Make an exact copy of the entries below with the pictures removed.

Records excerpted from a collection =
## Start

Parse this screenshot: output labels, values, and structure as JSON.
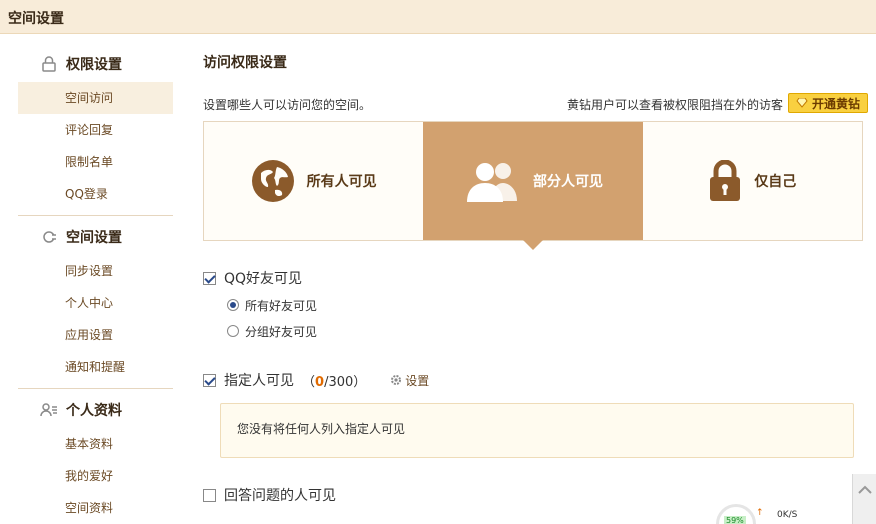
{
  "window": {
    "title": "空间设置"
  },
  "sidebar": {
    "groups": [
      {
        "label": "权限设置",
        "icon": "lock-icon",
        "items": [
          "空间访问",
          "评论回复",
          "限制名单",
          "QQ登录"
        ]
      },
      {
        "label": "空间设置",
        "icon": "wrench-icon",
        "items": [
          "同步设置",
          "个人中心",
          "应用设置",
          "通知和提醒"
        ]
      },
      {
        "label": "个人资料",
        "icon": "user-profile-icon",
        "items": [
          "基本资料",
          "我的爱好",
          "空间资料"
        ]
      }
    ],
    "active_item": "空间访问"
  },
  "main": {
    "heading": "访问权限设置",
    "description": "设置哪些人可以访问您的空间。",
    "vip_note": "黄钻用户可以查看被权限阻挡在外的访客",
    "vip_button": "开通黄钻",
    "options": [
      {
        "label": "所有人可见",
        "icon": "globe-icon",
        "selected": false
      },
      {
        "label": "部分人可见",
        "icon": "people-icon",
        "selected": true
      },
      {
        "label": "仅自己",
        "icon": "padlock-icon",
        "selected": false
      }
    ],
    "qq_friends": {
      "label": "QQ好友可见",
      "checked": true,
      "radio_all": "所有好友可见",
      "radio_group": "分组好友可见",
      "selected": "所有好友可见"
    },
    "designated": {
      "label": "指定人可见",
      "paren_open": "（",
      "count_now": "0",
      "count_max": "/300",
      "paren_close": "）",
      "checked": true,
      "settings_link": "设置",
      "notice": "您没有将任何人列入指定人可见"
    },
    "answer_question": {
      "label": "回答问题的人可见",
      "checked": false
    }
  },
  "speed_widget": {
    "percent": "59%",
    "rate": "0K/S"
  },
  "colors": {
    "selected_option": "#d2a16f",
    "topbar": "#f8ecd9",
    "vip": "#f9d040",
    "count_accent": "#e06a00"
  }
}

## End

Solution for this exercise =
Parse this screenshot: output labels, values, and structure as JSON.
{
  "window": {
    "title": "空间设置"
  },
  "sidebar": {
    "groups": [
      {
        "label": "权限设置",
        "icon": "lock-icon",
        "items": [
          "空间访问",
          "评论回复",
          "限制名单",
          "QQ登录"
        ]
      },
      {
        "label": "空间设置",
        "icon": "wrench-icon",
        "items": [
          "同步设置",
          "个人中心",
          "应用设置",
          "通知和提醒"
        ]
      },
      {
        "label": "个人资料",
        "icon": "user-profile-icon",
        "items": [
          "基本资料",
          "我的爱好",
          "空间资料"
        ]
      }
    ],
    "active_item": "空间访问"
  },
  "main": {
    "heading": "访问权限设置",
    "description": "设置哪些人可以访问您的空间。",
    "vip_note": "黄钻用户可以查看被权限阻挡在外的访客",
    "vip_button": "开通黄钻",
    "options": [
      {
        "label": "所有人可见",
        "icon": "globe-icon",
        "selected": false
      },
      {
        "label": "部分人可见",
        "icon": "people-icon",
        "selected": true
      },
      {
        "label": "仅自己",
        "icon": "padlock-icon",
        "selected": false
      }
    ],
    "qq_friends": {
      "label": "QQ好友可见",
      "checked": true,
      "radio_all": "所有好友可见",
      "radio_group": "分组好友可见",
      "selected": "所有好友可见"
    },
    "designated": {
      "label": "指定人可见",
      "paren_open": "（",
      "count_now": "0",
      "count_max": "/300",
      "paren_close": "）",
      "checked": true,
      "settings_link": "设置",
      "notice": "您没有将任何人列入指定人可见"
    },
    "answer_question": {
      "label": "回答问题的人可见",
      "checked": false
    }
  },
  "speed_widget": {
    "percent": "59%",
    "rate": "0K/S"
  },
  "colors": {
    "selected_option": "#d2a16f",
    "topbar": "#f8ecd9",
    "vip": "#f9d040",
    "count_accent": "#e06a00"
  }
}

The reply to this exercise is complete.